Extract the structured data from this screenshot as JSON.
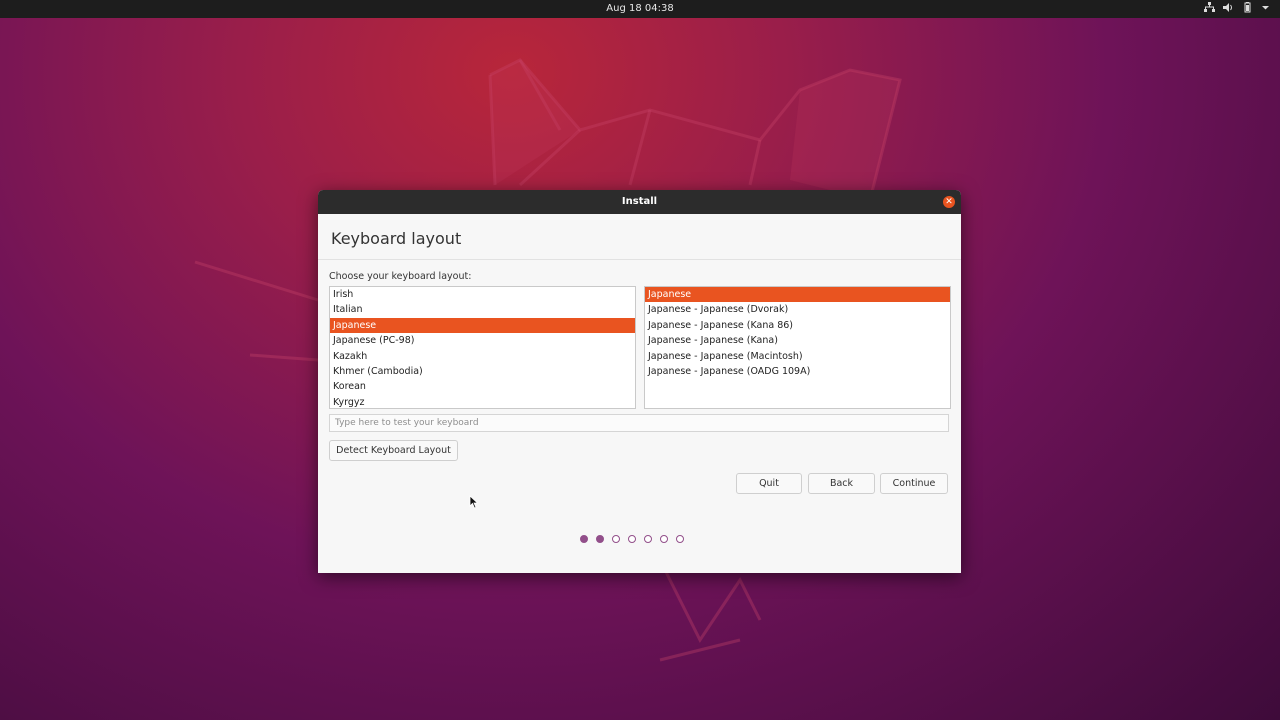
{
  "topbar": {
    "datetime": "Aug 18  04:38"
  },
  "tray": [
    "network-icon",
    "volume-icon",
    "battery-icon",
    "chevron-down-icon"
  ],
  "window": {
    "title": "Install",
    "heading": "Keyboard layout",
    "prompt": "Choose your keyboard layout:",
    "layouts": [
      "Irish",
      "Italian",
      "Japanese",
      "Japanese (PC-98)",
      "Kazakh",
      "Khmer (Cambodia)",
      "Korean",
      "Kyrgyz"
    ],
    "selected_layout": "Japanese",
    "variants": [
      "Japanese",
      "Japanese - Japanese (Dvorak)",
      "Japanese - Japanese (Kana 86)",
      "Japanese - Japanese (Kana)",
      "Japanese - Japanese (Macintosh)",
      "Japanese - Japanese (OADG 109A)"
    ],
    "selected_variant": "Japanese",
    "test_placeholder": "Type here to test your keyboard",
    "detect_label": "Detect Keyboard Layout",
    "quit_label": "Quit",
    "back_label": "Back",
    "continue_label": "Continue",
    "progress": {
      "total_steps": 7,
      "completed_steps": 2
    }
  },
  "colors": {
    "accent": "#e95420",
    "progress": "#924f8a",
    "titlebar": "#2c2c2c"
  }
}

____

Exercise details: Each line in the records above should be reproduced exactly; images are not copied.

Result of this task:
Extract the structured data from this screenshot as JSON.
{
  "topbar": {
    "datetime": "Aug 18  04:38"
  },
  "tray": [
    "network-icon",
    "volume-icon",
    "battery-icon",
    "chevron-down-icon"
  ],
  "window": {
    "title": "Install",
    "heading": "Keyboard layout",
    "prompt": "Choose your keyboard layout:",
    "layouts": [
      "Irish",
      "Italian",
      "Japanese",
      "Japanese (PC-98)",
      "Kazakh",
      "Khmer (Cambodia)",
      "Korean",
      "Kyrgyz"
    ],
    "selected_layout": "Japanese",
    "variants": [
      "Japanese",
      "Japanese - Japanese (Dvorak)",
      "Japanese - Japanese (Kana 86)",
      "Japanese - Japanese (Kana)",
      "Japanese - Japanese (Macintosh)",
      "Japanese - Japanese (OADG 109A)"
    ],
    "selected_variant": "Japanese",
    "test_placeholder": "Type here to test your keyboard",
    "detect_label": "Detect Keyboard Layout",
    "quit_label": "Quit",
    "back_label": "Back",
    "continue_label": "Continue",
    "progress": {
      "total_steps": 7,
      "completed_steps": 2
    }
  },
  "colors": {
    "accent": "#e95420",
    "progress": "#924f8a",
    "titlebar": "#2c2c2c"
  }
}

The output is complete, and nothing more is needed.